* Your instructions:
Retype every line of the data below exactly as it appears, keeping each character, space, and bracket unchanged.
#####
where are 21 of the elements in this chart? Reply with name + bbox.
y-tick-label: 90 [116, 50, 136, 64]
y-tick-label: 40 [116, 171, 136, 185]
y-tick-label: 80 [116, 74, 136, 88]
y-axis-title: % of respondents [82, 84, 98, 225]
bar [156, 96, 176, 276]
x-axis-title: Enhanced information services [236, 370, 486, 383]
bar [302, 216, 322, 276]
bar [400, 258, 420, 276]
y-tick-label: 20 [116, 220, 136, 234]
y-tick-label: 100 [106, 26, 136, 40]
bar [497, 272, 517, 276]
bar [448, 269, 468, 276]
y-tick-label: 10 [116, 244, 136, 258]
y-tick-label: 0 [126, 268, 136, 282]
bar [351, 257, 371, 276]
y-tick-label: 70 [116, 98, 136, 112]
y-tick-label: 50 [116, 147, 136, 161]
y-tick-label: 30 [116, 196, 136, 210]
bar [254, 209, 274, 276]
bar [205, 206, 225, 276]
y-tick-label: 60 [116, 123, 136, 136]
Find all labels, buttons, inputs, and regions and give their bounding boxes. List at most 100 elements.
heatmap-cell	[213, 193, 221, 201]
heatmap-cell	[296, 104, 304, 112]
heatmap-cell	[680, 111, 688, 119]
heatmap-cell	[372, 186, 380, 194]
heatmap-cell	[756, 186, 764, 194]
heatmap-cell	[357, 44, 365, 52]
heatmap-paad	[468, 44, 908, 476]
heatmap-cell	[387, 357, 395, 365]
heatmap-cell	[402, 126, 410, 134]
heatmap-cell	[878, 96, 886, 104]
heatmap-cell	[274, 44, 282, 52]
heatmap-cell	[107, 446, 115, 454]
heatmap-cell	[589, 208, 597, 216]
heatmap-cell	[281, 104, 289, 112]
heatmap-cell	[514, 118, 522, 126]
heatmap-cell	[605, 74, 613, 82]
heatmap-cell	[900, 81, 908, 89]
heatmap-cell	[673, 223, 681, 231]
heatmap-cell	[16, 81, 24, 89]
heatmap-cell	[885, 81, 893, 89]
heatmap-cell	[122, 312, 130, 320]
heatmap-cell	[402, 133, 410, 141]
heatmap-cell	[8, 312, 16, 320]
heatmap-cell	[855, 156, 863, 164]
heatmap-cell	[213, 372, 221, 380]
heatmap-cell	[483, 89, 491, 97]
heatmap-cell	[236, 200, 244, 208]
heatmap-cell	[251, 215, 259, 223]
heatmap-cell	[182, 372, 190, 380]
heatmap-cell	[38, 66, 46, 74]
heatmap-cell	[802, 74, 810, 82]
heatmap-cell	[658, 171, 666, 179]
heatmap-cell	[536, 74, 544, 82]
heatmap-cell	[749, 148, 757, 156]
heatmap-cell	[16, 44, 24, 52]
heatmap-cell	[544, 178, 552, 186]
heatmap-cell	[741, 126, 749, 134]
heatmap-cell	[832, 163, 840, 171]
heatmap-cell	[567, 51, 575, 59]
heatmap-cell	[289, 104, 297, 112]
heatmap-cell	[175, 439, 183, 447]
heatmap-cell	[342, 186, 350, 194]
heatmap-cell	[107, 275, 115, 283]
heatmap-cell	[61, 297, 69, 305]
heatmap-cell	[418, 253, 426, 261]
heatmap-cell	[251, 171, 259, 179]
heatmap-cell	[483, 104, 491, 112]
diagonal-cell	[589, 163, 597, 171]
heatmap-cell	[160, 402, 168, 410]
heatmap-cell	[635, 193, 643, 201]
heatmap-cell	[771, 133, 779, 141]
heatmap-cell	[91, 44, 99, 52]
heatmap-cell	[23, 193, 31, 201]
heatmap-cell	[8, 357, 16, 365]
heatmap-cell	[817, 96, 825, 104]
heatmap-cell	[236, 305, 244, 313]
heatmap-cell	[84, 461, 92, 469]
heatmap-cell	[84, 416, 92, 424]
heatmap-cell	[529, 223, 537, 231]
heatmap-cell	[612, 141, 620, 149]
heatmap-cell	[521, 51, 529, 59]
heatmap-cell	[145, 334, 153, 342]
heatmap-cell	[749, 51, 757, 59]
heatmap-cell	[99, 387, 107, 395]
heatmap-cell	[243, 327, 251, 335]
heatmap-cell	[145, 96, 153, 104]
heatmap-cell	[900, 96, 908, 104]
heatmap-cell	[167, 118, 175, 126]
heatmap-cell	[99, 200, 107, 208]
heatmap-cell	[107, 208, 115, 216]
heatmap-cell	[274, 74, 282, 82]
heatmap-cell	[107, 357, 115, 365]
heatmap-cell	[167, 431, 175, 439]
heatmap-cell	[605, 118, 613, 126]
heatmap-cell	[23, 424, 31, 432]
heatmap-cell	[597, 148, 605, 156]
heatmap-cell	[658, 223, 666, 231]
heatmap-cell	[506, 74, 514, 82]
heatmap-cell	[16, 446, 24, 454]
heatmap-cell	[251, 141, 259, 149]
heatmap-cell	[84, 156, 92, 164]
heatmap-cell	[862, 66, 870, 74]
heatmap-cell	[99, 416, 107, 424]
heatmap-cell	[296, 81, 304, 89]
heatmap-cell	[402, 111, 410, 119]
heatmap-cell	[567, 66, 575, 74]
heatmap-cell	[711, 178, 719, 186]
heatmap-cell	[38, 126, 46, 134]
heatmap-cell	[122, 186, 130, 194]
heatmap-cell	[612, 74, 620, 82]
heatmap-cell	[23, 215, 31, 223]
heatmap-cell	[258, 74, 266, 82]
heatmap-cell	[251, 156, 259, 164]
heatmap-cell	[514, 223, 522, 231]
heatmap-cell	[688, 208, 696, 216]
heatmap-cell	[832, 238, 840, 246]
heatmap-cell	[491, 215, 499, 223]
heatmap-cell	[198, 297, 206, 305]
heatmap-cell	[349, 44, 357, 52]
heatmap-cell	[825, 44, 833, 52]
#####
* Result for this task:
where are 21 of the elements in this chart? Reply with name + bbox.
y-tick-label: 90 [116, 50, 136, 64]
y-tick-label: 40 [116, 171, 136, 185]
y-tick-label: 80 [116, 74, 136, 88]
y-axis-title: % of respondents [82, 84, 98, 225]
bar [156, 96, 176, 276]
x-axis-title: Enhanced information services [236, 370, 486, 383]
bar [302, 216, 322, 276]
bar [400, 258, 420, 276]
y-tick-label: 20 [116, 220, 136, 234]
y-tick-label: 100 [106, 26, 136, 40]
bar [497, 272, 517, 276]
bar [448, 269, 468, 276]
y-tick-label: 10 [116, 244, 136, 258]
y-tick-label: 0 [126, 268, 136, 282]
bar [351, 257, 371, 276]
y-tick-label: 70 [116, 98, 136, 112]
y-tick-label: 50 [116, 147, 136, 161]
y-tick-label: 30 [116, 196, 136, 210]
bar [254, 209, 274, 276]
bar [205, 206, 225, 276]
y-tick-label: 60 [116, 123, 136, 136]
Find all labels, buttons, inputs, and regions and give their bounding boxes. List at most 100 elements.
heatmap-cell	[213, 193, 221, 201]
heatmap-cell	[296, 104, 304, 112]
heatmap-cell	[680, 111, 688, 119]
heatmap-cell	[372, 186, 380, 194]
heatmap-cell	[756, 186, 764, 194]
heatmap-cell	[357, 44, 365, 52]
heatmap-paad	[468, 44, 908, 476]
heatmap-cell	[387, 357, 395, 365]
heatmap-cell	[402, 126, 410, 134]
heatmap-cell	[878, 96, 886, 104]
heatmap-cell	[274, 44, 282, 52]
heatmap-cell	[107, 446, 115, 454]
heatmap-cell	[589, 208, 597, 216]
heatmap-cell	[281, 104, 289, 112]
heatmap-cell	[514, 118, 522, 126]
heatmap-cell	[605, 74, 613, 82]
heatmap-cell	[900, 81, 908, 89]
heatmap-cell	[673, 223, 681, 231]
heatmap-cell	[16, 81, 24, 89]
heatmap-cell	[885, 81, 893, 89]
heatmap-cell	[122, 312, 130, 320]
heatmap-cell	[402, 133, 410, 141]
heatmap-cell	[8, 312, 16, 320]
heatmap-cell	[855, 156, 863, 164]
heatmap-cell	[213, 372, 221, 380]
heatmap-cell	[483, 89, 491, 97]
heatmap-cell	[236, 200, 244, 208]
heatmap-cell	[251, 215, 259, 223]
heatmap-cell	[182, 372, 190, 380]
heatmap-cell	[38, 66, 46, 74]
heatmap-cell	[802, 74, 810, 82]
heatmap-cell	[658, 171, 666, 179]
heatmap-cell	[536, 74, 544, 82]
heatmap-cell	[749, 148, 757, 156]
heatmap-cell	[16, 44, 24, 52]
heatmap-cell	[544, 178, 552, 186]
heatmap-cell	[741, 126, 749, 134]
heatmap-cell	[832, 163, 840, 171]
heatmap-cell	[567, 51, 575, 59]
heatmap-cell	[289, 104, 297, 112]
heatmap-cell	[175, 439, 183, 447]
heatmap-cell	[342, 186, 350, 194]
heatmap-cell	[107, 275, 115, 283]
heatmap-cell	[61, 297, 69, 305]
heatmap-cell	[418, 253, 426, 261]
heatmap-cell	[251, 171, 259, 179]
heatmap-cell	[483, 104, 491, 112]
diagonal-cell	[589, 163, 597, 171]
heatmap-cell	[160, 402, 168, 410]
heatmap-cell	[635, 193, 643, 201]
heatmap-cell	[771, 133, 779, 141]
heatmap-cell	[91, 44, 99, 52]
heatmap-cell	[23, 193, 31, 201]
heatmap-cell	[8, 357, 16, 365]
heatmap-cell	[817, 96, 825, 104]
heatmap-cell	[236, 305, 244, 313]
heatmap-cell	[84, 461, 92, 469]
heatmap-cell	[84, 416, 92, 424]
heatmap-cell	[529, 223, 537, 231]
heatmap-cell	[612, 141, 620, 149]
heatmap-cell	[521, 51, 529, 59]
heatmap-cell	[145, 334, 153, 342]
heatmap-cell	[749, 51, 757, 59]
heatmap-cell	[99, 387, 107, 395]
heatmap-cell	[243, 327, 251, 335]
heatmap-cell	[145, 96, 153, 104]
heatmap-cell	[900, 96, 908, 104]
heatmap-cell	[167, 118, 175, 126]
heatmap-cell	[99, 200, 107, 208]
heatmap-cell	[107, 208, 115, 216]
heatmap-cell	[274, 74, 282, 82]
heatmap-cell	[107, 357, 115, 365]
heatmap-cell	[167, 431, 175, 439]
heatmap-cell	[605, 118, 613, 126]
heatmap-cell	[23, 424, 31, 432]
heatmap-cell	[597, 148, 605, 156]
heatmap-cell	[658, 223, 666, 231]
heatmap-cell	[506, 74, 514, 82]
heatmap-cell	[16, 446, 24, 454]
heatmap-cell	[251, 141, 259, 149]
heatmap-cell	[84, 156, 92, 164]
heatmap-cell	[862, 66, 870, 74]
heatmap-cell	[99, 416, 107, 424]
heatmap-cell	[296, 81, 304, 89]
heatmap-cell	[402, 111, 410, 119]
heatmap-cell	[567, 66, 575, 74]
heatmap-cell	[711, 178, 719, 186]
heatmap-cell	[38, 126, 46, 134]
heatmap-cell	[122, 186, 130, 194]
heatmap-cell	[612, 74, 620, 82]
heatmap-cell	[23, 215, 31, 223]
heatmap-cell	[258, 74, 266, 82]
heatmap-cell	[251, 156, 259, 164]
heatmap-cell	[514, 223, 522, 231]
heatmap-cell	[688, 208, 696, 216]
heatmap-cell	[832, 238, 840, 246]
heatmap-cell	[491, 215, 499, 223]
heatmap-cell	[198, 297, 206, 305]
heatmap-cell	[349, 44, 357, 52]
heatmap-cell	[825, 44, 833, 52]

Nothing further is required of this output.